Records from a data source
____________________

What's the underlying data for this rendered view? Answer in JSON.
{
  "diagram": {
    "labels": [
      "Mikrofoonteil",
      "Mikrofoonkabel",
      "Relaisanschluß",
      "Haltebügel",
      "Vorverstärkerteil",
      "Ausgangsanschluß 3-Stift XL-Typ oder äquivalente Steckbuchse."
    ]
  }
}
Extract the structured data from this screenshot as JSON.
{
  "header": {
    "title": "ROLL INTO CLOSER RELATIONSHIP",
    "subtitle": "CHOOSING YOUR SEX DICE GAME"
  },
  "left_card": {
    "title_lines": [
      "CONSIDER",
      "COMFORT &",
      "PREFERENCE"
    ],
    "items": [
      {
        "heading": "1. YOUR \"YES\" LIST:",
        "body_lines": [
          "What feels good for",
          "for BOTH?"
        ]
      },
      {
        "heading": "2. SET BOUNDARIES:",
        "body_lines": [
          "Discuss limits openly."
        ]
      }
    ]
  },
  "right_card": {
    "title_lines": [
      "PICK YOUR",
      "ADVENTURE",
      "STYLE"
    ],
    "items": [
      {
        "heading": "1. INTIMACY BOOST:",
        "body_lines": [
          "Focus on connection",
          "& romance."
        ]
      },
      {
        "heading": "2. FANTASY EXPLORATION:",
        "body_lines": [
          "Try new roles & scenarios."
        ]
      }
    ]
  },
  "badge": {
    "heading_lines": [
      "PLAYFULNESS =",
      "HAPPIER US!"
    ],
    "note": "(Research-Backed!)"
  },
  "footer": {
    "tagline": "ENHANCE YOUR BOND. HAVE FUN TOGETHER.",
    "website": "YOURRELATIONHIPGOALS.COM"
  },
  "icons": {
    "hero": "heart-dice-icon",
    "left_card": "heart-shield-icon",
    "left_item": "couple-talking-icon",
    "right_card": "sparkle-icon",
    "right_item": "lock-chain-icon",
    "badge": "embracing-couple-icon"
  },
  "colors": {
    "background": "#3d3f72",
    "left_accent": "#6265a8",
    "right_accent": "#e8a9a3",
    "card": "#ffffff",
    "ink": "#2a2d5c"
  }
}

____________________

# SET EXERCISE
Show every line in the records above that contains the word "heart".

# RESULT OF THE EXERCISE
    "hero": "heart-dice-icon",
    "left_card": "heart-shield-icon",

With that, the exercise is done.